Collected data
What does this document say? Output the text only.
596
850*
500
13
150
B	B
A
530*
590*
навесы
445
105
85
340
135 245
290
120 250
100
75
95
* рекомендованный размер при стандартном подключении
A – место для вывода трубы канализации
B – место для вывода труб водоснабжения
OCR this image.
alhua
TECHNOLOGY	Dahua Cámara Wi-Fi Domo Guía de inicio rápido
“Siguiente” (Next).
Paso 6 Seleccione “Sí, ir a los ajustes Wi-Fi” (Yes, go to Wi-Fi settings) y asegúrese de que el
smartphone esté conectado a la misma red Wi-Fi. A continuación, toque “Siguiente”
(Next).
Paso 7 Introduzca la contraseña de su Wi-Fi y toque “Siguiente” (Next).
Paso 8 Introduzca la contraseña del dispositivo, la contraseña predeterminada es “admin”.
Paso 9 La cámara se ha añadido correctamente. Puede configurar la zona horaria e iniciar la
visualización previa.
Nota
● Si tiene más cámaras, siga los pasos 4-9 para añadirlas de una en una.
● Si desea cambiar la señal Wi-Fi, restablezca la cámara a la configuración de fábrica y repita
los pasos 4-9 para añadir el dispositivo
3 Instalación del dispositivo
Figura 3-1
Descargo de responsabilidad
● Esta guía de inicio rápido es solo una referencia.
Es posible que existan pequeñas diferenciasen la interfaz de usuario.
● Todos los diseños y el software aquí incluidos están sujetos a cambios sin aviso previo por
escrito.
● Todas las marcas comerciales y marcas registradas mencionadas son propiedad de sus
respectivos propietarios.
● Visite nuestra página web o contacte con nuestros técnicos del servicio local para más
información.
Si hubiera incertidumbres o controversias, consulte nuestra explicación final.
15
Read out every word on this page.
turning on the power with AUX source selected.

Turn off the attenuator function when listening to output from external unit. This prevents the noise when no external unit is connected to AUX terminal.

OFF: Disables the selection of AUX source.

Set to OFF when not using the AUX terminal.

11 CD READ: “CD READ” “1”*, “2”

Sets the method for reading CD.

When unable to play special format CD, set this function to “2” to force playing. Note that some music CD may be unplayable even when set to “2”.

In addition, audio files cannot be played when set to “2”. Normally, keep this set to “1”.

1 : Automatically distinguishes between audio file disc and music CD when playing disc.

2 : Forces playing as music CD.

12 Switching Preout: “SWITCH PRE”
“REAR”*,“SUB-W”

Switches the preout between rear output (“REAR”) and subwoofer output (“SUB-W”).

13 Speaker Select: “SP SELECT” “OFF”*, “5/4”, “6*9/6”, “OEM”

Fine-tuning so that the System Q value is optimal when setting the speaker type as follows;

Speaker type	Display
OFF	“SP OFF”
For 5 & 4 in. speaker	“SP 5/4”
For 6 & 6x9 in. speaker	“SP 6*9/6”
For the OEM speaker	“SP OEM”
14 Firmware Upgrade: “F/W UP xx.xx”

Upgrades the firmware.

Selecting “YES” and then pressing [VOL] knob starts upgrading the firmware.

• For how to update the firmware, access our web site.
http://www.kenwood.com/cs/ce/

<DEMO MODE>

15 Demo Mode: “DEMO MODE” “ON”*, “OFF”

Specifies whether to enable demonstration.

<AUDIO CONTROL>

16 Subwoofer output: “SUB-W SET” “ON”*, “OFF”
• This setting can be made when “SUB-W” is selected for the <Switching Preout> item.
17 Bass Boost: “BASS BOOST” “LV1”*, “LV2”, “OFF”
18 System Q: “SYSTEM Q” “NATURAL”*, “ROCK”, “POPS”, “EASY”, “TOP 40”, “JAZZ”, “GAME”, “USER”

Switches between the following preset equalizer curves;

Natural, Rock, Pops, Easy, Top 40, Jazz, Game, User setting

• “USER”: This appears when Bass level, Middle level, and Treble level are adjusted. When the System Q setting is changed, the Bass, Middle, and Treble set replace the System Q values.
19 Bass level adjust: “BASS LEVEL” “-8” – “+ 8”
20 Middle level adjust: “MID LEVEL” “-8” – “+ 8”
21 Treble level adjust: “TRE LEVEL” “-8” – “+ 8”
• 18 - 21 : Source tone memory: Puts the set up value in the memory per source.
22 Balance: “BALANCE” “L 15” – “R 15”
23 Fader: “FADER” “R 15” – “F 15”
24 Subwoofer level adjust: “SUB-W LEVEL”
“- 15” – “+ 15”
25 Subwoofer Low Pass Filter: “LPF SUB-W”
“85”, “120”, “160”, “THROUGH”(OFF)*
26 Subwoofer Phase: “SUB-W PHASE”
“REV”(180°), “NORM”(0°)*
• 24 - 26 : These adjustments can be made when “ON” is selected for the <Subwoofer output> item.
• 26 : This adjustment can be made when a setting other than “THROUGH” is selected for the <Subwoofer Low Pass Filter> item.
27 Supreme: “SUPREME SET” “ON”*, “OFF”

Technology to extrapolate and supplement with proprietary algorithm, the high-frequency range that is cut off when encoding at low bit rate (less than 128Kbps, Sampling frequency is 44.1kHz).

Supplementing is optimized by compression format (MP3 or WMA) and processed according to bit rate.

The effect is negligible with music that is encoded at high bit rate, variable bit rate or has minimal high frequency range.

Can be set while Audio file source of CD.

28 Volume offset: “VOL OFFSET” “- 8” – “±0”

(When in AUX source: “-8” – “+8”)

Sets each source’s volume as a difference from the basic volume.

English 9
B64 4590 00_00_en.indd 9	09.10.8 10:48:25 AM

> What is required
Pick out the lines above that hold the string "Introduzca" and show them.

> Result for this task
Paso 7 Introduzca la contraseña de su Wi-Fi y toque “Siguiente” (Next).
Paso 8 Introduzca la contraseña del dispositivo, la contraseña predeterminada es “admin”.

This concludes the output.